Image element box records:
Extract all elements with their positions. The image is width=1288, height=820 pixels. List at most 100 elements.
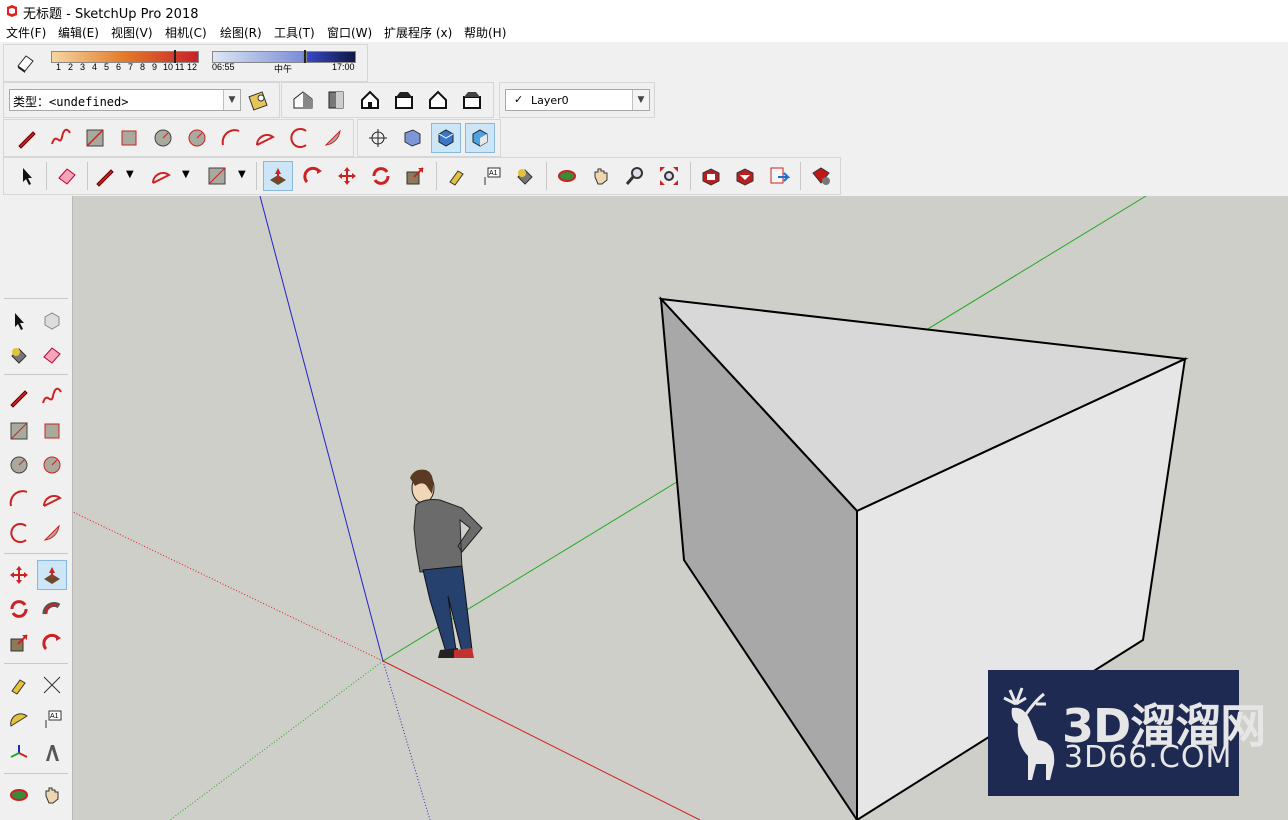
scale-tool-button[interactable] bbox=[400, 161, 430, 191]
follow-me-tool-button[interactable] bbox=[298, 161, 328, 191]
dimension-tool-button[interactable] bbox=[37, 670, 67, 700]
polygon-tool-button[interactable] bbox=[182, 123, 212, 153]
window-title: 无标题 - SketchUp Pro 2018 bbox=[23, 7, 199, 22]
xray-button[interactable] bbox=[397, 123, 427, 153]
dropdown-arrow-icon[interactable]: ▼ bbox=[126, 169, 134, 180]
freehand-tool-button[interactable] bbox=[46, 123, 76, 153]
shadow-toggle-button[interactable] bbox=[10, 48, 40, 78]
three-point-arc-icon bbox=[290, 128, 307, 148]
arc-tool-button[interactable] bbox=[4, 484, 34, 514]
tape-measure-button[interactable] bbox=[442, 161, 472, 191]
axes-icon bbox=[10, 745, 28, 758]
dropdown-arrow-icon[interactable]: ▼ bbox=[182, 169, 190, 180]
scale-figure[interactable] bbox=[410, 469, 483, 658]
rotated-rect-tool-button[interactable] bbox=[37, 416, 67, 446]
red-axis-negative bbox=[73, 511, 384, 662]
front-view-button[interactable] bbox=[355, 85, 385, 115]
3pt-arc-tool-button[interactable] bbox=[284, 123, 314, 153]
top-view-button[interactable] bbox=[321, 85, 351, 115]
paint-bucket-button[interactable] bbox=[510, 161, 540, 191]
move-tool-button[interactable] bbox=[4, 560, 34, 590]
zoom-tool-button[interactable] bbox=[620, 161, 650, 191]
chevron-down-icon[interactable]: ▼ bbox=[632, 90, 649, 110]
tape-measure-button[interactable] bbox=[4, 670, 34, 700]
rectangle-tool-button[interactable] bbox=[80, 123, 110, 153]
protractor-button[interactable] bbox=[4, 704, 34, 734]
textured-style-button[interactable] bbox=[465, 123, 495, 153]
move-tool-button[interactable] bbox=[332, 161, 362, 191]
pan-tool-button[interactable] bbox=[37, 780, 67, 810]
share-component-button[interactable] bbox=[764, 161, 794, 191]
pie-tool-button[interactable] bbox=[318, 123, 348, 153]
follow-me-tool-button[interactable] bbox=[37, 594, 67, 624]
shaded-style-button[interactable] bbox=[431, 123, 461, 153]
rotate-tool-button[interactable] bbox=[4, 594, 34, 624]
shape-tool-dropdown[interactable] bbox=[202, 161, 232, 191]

TASK:
Identify each line in the data above that contains the string "move", and copy every such line in full.

TASK OUTPUT:
move-tool-button[interactable] bbox=[4, 560, 34, 590]
move-tool-button[interactable] bbox=[332, 161, 362, 191]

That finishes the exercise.